• **ZIEL DER ÜBUNG**
Bitte bearbeite den Abschnitt der Quelle von „Wie schon Benjamin“ bis einschließlich „Typen repräsentieren willst.“ und gib ihn wieder, wobei „Action“ durch „Func“ ersetzt wird.

Wie schon Benjamin Fragte ist mir nicht ganz klar, was ich im Bezug auf EBC aufgeschnappt habe. Da wir häufig mit Action oder so ähnlich gearbeitet. Wie weiss ich da, was übergeben werden muss?

Andreas

Andreas Schädler hat gesagt…

Bei Action ist das [T] rausgefallen

Ralf Westphal - One Man Think Tank hat gesagt…

@Andreas: Mit einer polyglotten Codebasis würde ich nicht gleich anfangen, nur weil du Domänenprimitiven auch durch eigene Typen repräsentieren willst.

(Da fällt mir allerdings noch ein Feature von F# ein, das in diesem Zusammenhang hilt: units of measure.)

Wie weiß man, was bei einem EBC-Event übergeben werden muss? Na, das sieht man halt am Typ:

event Action On_TextPrüfenlassen;

-Ralf

Andreas Schädler hat gesagt…

@Ralf
wegen Action[T] war ich in Gedanken beim Asynchronbespiel und da muss es logischerwiese offen sein. Habe ich jetzt, glaub ich, verstanden.

Zum Aufbau: Aber ist so, dass für Typen, Kontrakte und eigentlicher Funktionscode je eine Assembly erstellt werden muss?

Danke im Voraus für die Beantwortung meiner Fragen.

Andreas

Ralf Westphal - One Man Think Tank hat gesagt…

@Andreas: Eigene Assemblies sind immer da nötig, wo Informationen verborgen (oder unveränderlich gemacht) werden sollen und Parallelarbeit ermöglicht werden soll.

• **GESPEICHERTE DATENSÄTZE**
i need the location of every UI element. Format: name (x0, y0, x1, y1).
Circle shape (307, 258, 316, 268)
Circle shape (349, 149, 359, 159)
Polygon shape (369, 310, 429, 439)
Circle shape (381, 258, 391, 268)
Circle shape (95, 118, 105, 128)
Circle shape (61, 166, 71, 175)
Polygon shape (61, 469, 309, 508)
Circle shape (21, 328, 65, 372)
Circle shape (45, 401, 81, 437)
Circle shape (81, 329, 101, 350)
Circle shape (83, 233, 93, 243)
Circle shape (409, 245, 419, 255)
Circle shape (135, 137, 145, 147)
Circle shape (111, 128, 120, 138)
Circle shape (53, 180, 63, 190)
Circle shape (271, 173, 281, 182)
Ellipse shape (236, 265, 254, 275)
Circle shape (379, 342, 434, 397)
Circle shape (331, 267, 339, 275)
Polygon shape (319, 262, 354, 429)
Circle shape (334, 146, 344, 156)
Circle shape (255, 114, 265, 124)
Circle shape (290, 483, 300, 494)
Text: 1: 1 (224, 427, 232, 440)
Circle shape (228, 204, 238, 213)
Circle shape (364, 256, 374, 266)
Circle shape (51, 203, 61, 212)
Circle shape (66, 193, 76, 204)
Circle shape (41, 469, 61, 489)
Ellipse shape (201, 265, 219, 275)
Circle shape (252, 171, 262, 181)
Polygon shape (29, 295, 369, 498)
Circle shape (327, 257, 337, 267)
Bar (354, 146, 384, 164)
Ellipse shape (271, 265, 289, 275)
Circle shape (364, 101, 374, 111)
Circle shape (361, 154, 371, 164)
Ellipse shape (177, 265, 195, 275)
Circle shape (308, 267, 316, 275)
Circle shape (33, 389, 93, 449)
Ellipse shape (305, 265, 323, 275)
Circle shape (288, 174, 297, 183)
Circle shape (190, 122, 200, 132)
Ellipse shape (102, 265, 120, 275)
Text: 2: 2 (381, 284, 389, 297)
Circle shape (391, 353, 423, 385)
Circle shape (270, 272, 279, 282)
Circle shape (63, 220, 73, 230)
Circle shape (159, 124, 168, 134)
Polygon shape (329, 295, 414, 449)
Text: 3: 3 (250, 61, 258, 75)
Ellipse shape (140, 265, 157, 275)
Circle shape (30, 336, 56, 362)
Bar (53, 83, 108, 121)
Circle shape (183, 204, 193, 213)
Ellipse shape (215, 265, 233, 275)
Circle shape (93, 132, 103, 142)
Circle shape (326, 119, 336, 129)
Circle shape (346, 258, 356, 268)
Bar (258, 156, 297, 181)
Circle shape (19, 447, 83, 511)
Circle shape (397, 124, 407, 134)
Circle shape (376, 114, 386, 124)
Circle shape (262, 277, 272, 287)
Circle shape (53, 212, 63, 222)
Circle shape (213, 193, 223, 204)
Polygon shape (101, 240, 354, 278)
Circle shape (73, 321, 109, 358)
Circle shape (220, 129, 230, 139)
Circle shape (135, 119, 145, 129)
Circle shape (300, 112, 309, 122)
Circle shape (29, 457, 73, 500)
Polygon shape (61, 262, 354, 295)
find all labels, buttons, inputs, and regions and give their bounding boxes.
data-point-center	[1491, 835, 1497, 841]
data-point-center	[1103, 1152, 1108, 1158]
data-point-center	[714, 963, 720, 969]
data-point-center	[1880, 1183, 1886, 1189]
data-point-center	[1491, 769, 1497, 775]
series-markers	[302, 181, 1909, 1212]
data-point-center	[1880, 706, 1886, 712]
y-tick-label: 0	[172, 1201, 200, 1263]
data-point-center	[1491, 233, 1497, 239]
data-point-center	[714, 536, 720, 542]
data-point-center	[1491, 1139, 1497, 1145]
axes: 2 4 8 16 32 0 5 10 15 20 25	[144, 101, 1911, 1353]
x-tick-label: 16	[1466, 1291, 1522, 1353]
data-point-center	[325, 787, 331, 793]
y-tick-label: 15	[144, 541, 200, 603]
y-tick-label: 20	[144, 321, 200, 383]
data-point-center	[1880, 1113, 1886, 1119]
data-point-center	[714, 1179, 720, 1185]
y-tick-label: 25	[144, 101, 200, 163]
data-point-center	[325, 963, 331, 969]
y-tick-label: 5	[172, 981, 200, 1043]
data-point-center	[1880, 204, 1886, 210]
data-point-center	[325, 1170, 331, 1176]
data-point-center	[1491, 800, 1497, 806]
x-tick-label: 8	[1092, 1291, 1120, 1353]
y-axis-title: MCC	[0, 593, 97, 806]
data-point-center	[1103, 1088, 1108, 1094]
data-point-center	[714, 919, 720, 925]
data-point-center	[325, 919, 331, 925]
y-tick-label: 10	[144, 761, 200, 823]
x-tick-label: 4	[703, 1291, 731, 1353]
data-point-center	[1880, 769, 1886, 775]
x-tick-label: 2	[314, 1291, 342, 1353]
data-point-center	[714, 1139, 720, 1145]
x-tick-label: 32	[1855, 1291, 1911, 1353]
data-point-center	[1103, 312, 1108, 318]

• **ANTWORT**
Wie schon Benjamin Fragte ist mir nicht ganz klar, was ich im Bezug auf EBC aufgeschnappt habe. Da wir häufig mit Func oder so ähnlich gearbeitet. Wie weiss ich da, was übergeben werden muss?

Andreas

Andreas Schädler hat gesagt…

Bei Func ist das [T] rausgefallen

Ralf Westphal - One Man Think Tank hat gesagt…

@Andreas: Mit einer polyglotten Codebasis würde ich nicht gleich anfangen, nur weil du Domänenprimitiven auch durch eigene Typen repräsentieren willst.